## [What the task requires]
Only the lines holding the string "ylabel" are needed. Copy each one.

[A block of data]
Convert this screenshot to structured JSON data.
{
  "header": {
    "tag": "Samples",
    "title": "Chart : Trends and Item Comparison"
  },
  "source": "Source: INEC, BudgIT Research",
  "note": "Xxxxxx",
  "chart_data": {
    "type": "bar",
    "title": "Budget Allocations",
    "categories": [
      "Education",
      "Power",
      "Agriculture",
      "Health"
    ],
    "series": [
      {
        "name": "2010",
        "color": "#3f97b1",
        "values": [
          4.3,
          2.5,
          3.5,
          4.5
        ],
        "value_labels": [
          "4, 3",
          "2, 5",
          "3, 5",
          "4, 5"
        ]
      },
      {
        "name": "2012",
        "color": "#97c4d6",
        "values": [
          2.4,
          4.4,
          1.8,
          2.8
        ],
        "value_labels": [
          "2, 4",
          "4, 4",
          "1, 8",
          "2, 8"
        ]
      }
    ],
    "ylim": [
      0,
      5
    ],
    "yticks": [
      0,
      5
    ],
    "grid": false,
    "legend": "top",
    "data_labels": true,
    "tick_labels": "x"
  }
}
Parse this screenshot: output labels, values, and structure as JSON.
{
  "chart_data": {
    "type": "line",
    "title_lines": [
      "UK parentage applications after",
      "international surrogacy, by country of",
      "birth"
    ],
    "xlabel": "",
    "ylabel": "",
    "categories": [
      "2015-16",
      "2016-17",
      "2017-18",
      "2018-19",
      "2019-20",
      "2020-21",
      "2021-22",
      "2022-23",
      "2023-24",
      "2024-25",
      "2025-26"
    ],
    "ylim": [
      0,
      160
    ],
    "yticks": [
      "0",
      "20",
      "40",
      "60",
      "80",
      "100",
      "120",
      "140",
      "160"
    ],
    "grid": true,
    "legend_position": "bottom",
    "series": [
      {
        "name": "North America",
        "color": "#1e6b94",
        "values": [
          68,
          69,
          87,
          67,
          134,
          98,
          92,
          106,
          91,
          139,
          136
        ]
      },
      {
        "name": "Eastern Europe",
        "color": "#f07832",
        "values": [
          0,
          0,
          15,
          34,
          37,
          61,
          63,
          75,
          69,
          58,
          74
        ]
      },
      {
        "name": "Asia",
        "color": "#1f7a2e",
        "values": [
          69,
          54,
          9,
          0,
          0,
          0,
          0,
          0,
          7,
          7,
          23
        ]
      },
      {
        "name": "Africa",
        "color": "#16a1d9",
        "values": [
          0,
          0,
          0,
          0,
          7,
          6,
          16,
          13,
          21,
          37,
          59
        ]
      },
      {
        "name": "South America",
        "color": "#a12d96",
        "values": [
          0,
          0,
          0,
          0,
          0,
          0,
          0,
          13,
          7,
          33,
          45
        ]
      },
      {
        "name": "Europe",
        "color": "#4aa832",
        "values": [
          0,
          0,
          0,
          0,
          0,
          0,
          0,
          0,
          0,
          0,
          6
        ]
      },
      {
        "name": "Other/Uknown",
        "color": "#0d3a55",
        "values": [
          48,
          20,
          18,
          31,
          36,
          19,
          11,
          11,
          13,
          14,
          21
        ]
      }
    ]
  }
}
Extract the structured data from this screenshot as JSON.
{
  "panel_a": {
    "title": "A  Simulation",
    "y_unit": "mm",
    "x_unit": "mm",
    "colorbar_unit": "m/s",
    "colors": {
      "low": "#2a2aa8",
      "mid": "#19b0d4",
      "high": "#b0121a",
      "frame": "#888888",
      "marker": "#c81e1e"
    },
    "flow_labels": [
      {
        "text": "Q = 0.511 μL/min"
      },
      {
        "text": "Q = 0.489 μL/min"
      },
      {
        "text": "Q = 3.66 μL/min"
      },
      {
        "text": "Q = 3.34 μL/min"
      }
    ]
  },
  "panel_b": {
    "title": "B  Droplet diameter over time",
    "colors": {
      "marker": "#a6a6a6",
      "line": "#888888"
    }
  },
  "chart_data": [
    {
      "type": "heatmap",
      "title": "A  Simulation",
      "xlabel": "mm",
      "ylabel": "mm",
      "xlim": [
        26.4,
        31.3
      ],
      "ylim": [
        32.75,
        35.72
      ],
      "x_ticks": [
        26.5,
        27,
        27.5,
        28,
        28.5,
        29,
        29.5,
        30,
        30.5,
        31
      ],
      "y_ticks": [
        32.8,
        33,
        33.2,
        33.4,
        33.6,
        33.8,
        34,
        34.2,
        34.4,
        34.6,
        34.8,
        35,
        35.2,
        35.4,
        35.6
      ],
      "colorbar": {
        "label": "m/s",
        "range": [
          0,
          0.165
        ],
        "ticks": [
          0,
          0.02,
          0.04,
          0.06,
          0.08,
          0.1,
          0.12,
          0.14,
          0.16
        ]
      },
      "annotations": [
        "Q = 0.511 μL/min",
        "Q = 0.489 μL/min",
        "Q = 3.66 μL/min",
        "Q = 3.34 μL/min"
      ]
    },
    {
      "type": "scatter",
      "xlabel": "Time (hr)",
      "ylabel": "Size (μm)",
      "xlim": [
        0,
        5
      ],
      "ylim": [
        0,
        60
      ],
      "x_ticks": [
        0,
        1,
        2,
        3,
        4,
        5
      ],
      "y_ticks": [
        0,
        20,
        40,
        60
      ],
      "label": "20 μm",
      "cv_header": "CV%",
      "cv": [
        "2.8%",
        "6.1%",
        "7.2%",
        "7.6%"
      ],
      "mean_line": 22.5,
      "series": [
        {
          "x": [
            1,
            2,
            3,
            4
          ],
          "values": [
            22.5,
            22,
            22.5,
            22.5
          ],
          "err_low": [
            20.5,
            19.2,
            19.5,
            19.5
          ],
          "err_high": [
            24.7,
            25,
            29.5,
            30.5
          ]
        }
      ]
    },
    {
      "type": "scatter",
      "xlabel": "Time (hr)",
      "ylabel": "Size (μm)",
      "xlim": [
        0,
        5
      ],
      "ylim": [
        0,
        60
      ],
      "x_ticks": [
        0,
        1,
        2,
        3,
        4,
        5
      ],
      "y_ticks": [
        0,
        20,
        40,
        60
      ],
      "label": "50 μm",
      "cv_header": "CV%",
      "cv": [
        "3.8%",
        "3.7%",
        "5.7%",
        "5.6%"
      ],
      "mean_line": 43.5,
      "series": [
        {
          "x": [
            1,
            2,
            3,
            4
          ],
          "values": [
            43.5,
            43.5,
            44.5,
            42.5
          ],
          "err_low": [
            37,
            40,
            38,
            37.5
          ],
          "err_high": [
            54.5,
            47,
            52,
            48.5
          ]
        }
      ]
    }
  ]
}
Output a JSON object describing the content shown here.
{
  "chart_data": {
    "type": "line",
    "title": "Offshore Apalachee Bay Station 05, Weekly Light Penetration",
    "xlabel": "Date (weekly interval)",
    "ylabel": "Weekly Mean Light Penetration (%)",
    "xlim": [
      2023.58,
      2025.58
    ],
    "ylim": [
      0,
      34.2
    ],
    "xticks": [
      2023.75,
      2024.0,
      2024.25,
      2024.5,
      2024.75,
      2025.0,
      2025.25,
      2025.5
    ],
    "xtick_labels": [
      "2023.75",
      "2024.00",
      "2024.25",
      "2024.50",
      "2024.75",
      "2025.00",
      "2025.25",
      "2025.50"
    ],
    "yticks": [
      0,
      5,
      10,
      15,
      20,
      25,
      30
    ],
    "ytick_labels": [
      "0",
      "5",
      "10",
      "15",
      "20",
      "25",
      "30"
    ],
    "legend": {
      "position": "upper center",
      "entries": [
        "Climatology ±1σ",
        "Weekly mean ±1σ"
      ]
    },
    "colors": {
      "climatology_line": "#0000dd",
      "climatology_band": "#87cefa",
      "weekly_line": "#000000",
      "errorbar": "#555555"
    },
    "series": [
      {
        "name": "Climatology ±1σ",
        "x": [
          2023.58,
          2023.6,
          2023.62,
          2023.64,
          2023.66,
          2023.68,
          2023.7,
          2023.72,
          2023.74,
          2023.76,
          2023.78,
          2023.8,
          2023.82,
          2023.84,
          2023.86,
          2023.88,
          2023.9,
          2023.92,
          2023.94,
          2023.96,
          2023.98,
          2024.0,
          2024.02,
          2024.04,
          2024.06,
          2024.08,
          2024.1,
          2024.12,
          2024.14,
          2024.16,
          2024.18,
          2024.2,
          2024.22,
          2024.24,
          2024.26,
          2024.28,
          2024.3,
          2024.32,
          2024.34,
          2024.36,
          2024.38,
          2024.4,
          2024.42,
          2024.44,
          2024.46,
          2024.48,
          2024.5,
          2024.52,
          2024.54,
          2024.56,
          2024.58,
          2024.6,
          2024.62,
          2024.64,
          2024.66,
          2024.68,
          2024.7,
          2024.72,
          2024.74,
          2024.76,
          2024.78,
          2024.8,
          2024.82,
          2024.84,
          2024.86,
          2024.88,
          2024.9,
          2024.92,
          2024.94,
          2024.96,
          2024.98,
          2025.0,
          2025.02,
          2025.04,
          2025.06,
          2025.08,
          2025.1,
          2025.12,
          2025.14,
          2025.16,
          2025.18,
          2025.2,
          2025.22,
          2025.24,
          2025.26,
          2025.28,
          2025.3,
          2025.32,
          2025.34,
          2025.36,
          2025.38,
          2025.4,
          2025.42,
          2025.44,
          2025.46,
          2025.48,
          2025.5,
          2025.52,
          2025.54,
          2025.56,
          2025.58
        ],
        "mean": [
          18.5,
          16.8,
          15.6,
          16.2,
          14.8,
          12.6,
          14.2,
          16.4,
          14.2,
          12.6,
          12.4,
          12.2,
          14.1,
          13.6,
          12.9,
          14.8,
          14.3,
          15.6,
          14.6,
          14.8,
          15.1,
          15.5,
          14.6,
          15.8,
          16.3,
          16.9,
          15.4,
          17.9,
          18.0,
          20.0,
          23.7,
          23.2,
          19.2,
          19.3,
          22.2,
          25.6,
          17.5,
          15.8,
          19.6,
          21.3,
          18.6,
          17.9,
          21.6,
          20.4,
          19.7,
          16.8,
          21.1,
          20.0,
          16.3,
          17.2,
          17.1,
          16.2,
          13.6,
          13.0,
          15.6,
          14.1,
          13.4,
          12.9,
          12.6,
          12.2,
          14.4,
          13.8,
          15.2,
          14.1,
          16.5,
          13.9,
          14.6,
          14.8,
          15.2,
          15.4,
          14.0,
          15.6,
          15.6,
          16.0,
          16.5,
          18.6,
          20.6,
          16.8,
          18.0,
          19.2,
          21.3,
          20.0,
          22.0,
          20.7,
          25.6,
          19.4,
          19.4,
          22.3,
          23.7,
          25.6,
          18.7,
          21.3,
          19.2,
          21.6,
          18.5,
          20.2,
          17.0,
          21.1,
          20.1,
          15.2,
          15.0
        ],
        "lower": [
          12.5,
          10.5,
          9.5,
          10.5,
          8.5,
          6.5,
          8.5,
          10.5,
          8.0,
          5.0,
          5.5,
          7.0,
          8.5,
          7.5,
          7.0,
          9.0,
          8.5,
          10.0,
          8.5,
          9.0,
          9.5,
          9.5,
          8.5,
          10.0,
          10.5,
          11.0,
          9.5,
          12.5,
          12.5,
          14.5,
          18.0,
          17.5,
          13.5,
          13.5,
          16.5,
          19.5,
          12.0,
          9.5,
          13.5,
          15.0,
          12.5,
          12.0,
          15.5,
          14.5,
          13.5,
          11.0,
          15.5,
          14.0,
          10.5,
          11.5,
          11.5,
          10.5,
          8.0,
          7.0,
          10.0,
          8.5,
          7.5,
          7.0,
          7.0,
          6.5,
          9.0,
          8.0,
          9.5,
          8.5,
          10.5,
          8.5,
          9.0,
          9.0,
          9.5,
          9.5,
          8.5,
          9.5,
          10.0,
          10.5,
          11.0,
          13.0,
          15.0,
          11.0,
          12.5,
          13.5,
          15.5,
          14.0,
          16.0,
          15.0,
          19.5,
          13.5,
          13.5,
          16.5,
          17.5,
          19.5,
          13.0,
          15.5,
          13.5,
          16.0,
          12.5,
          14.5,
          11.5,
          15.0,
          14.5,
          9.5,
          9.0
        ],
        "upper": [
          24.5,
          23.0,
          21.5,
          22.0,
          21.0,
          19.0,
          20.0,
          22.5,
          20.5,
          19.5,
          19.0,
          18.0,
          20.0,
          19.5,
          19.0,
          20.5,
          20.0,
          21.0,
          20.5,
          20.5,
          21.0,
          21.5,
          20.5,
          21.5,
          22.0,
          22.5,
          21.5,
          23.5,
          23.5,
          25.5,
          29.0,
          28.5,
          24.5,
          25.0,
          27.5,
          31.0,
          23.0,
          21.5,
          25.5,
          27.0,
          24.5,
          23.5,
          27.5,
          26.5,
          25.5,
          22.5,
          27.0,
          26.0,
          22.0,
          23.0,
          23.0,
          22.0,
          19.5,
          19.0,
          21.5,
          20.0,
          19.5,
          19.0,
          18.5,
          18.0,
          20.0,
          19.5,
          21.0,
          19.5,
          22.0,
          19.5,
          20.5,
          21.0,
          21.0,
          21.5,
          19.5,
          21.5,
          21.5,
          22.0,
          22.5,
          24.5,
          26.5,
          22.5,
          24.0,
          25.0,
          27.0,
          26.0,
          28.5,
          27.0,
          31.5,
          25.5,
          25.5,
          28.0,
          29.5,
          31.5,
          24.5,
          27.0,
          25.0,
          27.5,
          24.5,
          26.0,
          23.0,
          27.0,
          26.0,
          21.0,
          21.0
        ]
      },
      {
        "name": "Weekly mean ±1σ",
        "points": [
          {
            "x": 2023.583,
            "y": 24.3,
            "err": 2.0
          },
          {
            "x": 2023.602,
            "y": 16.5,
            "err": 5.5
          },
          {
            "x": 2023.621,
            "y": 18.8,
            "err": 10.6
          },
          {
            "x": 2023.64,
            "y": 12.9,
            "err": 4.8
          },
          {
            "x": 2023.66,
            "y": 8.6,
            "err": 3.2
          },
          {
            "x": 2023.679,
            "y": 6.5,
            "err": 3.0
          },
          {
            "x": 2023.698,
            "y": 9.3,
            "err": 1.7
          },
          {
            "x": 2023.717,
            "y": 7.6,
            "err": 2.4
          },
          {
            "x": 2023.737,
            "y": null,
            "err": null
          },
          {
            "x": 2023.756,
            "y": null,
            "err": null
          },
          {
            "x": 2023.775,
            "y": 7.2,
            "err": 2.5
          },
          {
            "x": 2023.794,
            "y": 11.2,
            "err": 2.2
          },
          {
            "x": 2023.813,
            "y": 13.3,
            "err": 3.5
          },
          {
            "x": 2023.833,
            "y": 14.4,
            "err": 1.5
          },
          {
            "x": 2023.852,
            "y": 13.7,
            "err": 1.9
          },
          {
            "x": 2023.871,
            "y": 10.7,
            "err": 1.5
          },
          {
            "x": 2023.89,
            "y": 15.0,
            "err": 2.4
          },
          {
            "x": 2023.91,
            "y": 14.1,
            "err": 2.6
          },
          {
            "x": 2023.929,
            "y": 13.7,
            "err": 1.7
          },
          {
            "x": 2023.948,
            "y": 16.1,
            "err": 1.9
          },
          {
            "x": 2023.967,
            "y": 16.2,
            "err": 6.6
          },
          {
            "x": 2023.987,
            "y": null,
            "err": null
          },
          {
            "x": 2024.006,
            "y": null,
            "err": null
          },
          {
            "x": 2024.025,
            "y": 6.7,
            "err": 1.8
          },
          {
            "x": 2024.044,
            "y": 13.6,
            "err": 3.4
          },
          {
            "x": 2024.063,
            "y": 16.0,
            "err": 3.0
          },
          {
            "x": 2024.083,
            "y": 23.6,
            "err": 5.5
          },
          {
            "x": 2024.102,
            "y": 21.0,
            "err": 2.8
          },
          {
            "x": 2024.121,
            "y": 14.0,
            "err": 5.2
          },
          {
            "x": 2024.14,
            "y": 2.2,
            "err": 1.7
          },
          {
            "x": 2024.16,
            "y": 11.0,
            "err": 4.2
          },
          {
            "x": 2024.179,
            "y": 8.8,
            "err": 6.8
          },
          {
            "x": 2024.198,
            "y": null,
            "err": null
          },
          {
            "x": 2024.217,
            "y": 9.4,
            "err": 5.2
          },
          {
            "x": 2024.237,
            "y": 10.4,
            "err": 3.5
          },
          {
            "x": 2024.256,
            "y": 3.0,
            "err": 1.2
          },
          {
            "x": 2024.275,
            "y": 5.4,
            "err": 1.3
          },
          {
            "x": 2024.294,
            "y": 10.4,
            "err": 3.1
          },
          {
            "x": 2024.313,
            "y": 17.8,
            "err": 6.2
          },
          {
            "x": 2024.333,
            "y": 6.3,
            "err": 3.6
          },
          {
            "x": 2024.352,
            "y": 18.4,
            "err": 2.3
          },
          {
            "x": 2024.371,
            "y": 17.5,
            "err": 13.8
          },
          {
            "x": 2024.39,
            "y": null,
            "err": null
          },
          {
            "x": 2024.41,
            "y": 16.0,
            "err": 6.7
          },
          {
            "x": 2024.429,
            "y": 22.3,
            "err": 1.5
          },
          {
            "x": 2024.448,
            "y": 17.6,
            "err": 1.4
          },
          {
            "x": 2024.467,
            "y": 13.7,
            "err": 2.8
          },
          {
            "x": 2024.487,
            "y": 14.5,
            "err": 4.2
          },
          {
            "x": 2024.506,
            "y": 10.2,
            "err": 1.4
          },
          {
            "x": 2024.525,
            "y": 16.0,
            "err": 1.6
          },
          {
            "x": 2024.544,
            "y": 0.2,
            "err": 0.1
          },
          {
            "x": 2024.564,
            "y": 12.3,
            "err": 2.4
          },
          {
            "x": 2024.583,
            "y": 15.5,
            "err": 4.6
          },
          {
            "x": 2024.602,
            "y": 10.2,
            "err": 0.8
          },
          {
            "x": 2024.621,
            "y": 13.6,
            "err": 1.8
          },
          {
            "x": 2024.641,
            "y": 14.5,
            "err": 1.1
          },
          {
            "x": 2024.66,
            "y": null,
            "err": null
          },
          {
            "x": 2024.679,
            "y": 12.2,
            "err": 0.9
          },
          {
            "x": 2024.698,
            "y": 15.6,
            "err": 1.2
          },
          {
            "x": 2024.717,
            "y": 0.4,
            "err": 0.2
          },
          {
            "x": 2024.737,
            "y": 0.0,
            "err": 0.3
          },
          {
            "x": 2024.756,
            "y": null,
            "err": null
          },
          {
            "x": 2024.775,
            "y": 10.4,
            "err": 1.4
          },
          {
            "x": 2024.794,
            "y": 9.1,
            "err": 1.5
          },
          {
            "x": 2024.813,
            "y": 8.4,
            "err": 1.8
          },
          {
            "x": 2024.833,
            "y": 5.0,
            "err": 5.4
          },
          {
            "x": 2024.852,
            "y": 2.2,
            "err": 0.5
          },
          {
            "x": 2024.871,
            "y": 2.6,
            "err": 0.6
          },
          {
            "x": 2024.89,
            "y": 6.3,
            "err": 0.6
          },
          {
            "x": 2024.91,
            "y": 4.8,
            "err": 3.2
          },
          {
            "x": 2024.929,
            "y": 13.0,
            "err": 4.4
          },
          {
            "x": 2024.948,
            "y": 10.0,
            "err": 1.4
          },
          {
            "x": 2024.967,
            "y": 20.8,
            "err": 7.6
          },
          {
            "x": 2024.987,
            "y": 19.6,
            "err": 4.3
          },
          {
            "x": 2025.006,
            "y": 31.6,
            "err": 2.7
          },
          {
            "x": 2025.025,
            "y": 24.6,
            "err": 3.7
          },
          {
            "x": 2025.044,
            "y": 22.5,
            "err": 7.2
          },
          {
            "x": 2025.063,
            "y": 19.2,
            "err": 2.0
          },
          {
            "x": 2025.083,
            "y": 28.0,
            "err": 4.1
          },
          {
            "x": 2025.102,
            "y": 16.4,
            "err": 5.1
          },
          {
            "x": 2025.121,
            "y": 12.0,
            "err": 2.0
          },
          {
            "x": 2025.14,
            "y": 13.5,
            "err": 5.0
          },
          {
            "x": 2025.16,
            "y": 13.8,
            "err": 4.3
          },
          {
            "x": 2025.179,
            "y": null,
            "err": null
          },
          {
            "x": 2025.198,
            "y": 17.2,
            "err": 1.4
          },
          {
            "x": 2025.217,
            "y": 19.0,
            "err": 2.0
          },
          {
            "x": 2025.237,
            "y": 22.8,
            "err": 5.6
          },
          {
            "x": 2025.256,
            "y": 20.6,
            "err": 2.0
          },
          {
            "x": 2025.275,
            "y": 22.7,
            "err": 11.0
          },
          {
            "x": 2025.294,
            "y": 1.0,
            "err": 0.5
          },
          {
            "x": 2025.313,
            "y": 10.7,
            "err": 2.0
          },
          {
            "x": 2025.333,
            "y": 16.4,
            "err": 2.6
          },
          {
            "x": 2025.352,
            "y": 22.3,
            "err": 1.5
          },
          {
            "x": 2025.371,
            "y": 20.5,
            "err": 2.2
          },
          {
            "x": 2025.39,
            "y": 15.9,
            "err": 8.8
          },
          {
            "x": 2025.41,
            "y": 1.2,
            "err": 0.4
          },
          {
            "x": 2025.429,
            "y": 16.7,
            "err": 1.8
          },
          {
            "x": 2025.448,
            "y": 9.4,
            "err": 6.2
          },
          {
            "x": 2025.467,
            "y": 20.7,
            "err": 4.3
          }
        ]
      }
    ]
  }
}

## [Task answer]
    "ylabel": "",
      "ylabel": "mm",
      "ylabel": "Size (μm)",
      "ylabel": "Size (μm)",
    "ylabel": "Weekly Mean Light Penetration (%)",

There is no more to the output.